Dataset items
◆ ◆ ◆

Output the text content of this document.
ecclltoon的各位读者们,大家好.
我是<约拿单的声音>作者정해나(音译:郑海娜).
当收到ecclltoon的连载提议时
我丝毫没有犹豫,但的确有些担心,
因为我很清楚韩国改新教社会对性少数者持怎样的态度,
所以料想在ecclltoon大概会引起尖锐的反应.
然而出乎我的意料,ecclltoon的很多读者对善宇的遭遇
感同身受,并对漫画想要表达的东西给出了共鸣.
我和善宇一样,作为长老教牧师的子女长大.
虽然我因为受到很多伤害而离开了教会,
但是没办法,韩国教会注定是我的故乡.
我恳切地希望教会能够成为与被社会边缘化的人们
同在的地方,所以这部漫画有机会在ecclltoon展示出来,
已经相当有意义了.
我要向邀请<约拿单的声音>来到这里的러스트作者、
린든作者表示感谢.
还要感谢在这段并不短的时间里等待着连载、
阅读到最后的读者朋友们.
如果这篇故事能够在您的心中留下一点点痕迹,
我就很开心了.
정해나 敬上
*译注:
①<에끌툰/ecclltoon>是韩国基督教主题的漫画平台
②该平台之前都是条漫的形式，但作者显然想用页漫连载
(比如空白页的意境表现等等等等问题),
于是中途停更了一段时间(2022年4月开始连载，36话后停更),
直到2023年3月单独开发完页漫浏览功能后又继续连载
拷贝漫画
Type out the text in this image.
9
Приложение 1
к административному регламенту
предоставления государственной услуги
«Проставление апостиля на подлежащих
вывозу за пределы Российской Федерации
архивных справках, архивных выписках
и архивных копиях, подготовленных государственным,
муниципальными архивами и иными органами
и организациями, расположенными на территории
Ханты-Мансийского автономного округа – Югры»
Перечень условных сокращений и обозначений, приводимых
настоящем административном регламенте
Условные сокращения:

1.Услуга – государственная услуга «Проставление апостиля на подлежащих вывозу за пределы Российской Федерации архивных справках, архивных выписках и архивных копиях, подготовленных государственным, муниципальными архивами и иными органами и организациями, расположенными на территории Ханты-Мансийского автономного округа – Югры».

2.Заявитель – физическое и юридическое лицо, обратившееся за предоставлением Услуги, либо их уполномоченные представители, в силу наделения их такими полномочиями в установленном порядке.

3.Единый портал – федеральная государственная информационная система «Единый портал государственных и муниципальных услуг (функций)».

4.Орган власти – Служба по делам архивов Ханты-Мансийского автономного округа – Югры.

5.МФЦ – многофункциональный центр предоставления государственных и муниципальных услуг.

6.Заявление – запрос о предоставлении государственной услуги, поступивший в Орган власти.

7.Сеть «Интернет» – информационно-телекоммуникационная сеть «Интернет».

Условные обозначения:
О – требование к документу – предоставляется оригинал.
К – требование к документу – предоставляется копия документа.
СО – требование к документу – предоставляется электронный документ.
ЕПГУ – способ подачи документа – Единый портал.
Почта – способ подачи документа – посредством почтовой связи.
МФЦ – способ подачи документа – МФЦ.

◆ ◆ ◆

Written request >>
Extract every record. Keep wording exact.

Answer to this exercise >>
Output the text content of this document.
ecclltoon的各位读者们,大家好.
我是<约拿单的声音>作者정해나(音译:郑海娜).
当收到ecclltoon的连载提议时
我丝毫没有犹豫,但的确有些担心,
因为我很清楚韩国改新教社会对性少数者持怎样的态度,
所以料想在ecclltoon大概会引起尖锐的反应.
然而出乎我的意料,ecclltoon的很多读者对善宇的遭遇
感同身受,并对漫画想要表达的东西给出了共鸣.
我和善宇一样,作为长老教牧师的子女长大.
虽然我因为受到很多伤害而离开了教会,
但是没办法,韩国教会注定是我的故乡.
我恳切地希望教会能够成为与被社会边缘化的人们
同在的地方,所以这部漫画有机会在ecclltoon展示出来,
已经相当有意义了.
我要向邀请<约拿单的声音>来到这里的러스트作者、
린든作者表示感谢.
还要感谢在这段并不短的时间里等待着连载、
阅读到最后的读者朋友们.
如果这篇故事能够在您的心中留下一点点痕迹,
我就很开心了.
정해나 敬上
*译注:
①<에끌툰/ecclltoon>是韩国基督教主题的漫画平台
②该平台之前都是条漫的形式，但作者显然想用页漫连载
(比如空白页的意境表现等等等等问题),
于是中途停更了一段时间(2022年4月开始连载，36话后停更),
直到2023年3月单独开发完页漫浏览功能后又继续连载
拷贝漫画
Type out the text in this image.
9
Приложение 1
к административному регламенту
предоставления государственной услуги
«Проставление апостиля на подлежащих
вывозу за пределы Российской Федерации
архивных справках, архивных выписках
и архивных копиях, подготовленных государственным,
муниципальными архивами и иными органами
и организациями, расположенными на территории
Ханты-Мансийского автономного округа – Югры»
Перечень условных сокращений и обозначений, приводимых
настоящем административном регламенте
Условные сокращения:

1.Услуга – государственная услуга «Проставление апостиля на подлежащих вывозу за пределы Российской Федерации архивных справках, архивных выписках и архивных копиях, подготовленных государственным, муниципальными архивами и иными органами и организациями, расположенными на территории Ханты-Мансийского автономного округа – Югры».

2.Заявитель – физическое и юридическое лицо, обратившееся за предоставлением Услуги, либо их уполномоченные представители, в силу наделения их такими полномочиями в установленном порядке.

3.Единый портал – федеральная государственная информационная система «Единый портал государственных и муниципальных услуг (функций)».

4.Орган власти – Служба по делам архивов Ханты-Мансийского автономного округа – Югры.

5.МФЦ – многофункциональный центр предоставления государственных и муниципальных услуг.

6.Заявление – запрос о предоставлении государственной услуги, поступивший в Орган власти.

7.Сеть «Интернет» – информационно-телекоммуникационная сеть «Интернет».

Условные обозначения:
О – требование к документу – предоставляется оригинал.
К – требование к документу – предоставляется копия документа.
СО – требование к документу – предоставляется электронный документ.
ЕПГУ – способ подачи документа – Единый портал.
Почта – способ подачи документа – посредством почтовой связи.
МФЦ – способ подачи документа – МФЦ.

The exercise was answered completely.